DIRECTIONS
Output the data below in full, byte for byte. Nothing may differ.

[Excerpt from a dataset]
## Start

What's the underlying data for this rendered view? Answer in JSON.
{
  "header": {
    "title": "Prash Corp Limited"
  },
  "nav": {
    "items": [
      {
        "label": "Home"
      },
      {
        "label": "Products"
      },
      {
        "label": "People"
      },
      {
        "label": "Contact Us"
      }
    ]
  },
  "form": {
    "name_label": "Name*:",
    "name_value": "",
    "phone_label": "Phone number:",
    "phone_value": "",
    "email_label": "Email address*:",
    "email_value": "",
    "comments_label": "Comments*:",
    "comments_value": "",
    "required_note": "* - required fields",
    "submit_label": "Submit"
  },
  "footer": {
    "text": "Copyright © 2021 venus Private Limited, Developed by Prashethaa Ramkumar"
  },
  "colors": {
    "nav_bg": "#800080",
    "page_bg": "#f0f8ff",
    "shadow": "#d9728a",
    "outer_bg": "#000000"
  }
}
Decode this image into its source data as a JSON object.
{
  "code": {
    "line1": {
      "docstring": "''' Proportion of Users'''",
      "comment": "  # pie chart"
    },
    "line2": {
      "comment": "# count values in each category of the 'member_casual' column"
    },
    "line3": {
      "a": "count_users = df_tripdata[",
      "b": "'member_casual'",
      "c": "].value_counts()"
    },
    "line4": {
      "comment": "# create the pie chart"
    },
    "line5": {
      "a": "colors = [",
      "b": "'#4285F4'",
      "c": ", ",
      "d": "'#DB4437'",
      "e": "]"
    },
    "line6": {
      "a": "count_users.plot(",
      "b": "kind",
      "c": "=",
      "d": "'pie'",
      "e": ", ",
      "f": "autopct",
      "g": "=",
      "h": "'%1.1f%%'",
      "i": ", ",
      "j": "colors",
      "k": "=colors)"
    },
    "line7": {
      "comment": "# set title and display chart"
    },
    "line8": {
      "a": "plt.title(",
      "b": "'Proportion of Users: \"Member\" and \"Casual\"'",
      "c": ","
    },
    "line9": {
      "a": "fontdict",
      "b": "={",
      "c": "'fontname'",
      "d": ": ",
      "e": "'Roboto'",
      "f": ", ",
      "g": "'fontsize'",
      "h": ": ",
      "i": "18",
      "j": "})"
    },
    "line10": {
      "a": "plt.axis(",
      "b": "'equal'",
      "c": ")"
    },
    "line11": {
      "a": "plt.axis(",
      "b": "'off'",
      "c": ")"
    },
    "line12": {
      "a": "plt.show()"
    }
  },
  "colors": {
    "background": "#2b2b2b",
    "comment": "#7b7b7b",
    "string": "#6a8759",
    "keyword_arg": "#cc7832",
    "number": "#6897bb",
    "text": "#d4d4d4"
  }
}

## End

CORRECT RESULT
What's the underlying data for this rendered view? Answer in JSON.
{
  "header": {
    "title": "Prash Corp Limited"
  },
  "nav": {
    "items": [
      {
        "label": "Home"
      },
      {
        "label": "Products"
      },
      {
        "label": "People"
      },
      {
        "label": "Contact Us"
      }
    ]
  },
  "form": {
    "name_label": "Name*:",
    "name_value": "",
    "phone_label": "Phone number:",
    "phone_value": "",
    "email_label": "Email address*:",
    "email_value": "",
    "comments_label": "Comments*:",
    "comments_value": "",
    "required_note": "* - required fields",
    "submit_label": "Submit"
  },
  "footer": {
    "text": "Copyright © 2021 venus Private Limited, Developed by Prashethaa Ramkumar"
  },
  "colors": {
    "nav_bg": "#800080",
    "page_bg": "#f0f8ff",
    "shadow": "#d9728a",
    "outer_bg": "#000000"
  }
}
Decode this image into its source data as a JSON object.
{
  "code": {
    "line1": {
      "docstring": "''' Proportion of Users'''",
      "comment": "  # pie chart"
    },
    "line2": {
      "comment": "# count values in each category of the 'member_casual' column"
    },
    "line3": {
      "a": "count_users = df_tripdata[",
      "b": "'member_casual'",
      "c": "].value_counts()"
    },
    "line4": {
      "comment": "# create the pie chart"
    },
    "line5": {
      "a": "colors = [",
      "b": "'#4285F4'",
      "c": ", ",
      "d": "'#DB4437'",
      "e": "]"
    },
    "line6": {
      "a": "count_users.plot(",
      "b": "kind",
      "c": "=",
      "d": "'pie'",
      "e": ", ",
      "f": "autopct",
      "g": "=",
      "h": "'%1.1f%%'",
      "i": ", ",
      "j": "colors",
      "k": "=colors)"
    },
    "line7": {
      "comment": "# set title and display chart"
    },
    "line8": {
      "a": "plt.title(",
      "b": "'Proportion of Users: \"Member\" and \"Casual\"'",
      "c": ","
    },
    "line9": {
      "a": "fontdict",
      "b": "={",
      "c": "'fontname'",
      "d": ": ",
      "e": "'Roboto'",
      "f": ", ",
      "g": "'fontsize'",
      "h": ": ",
      "i": "18",
      "j": "})"
    },
    "line10": {
      "a": "plt.axis(",
      "b": "'equal'",
      "c": ")"
    },
    "line11": {
      "a": "plt.axis(",
      "b": "'off'",
      "c": ")"
    },
    "line12": {
      "a": "plt.show()"
    }
  },
  "colors": {
    "background": "#2b2b2b",
    "comment": "#7b7b7b",
    "string": "#6a8759",
    "keyword_arg": "#cc7832",
    "number": "#6897bb",
    "text": "#d4d4d4"
  }
}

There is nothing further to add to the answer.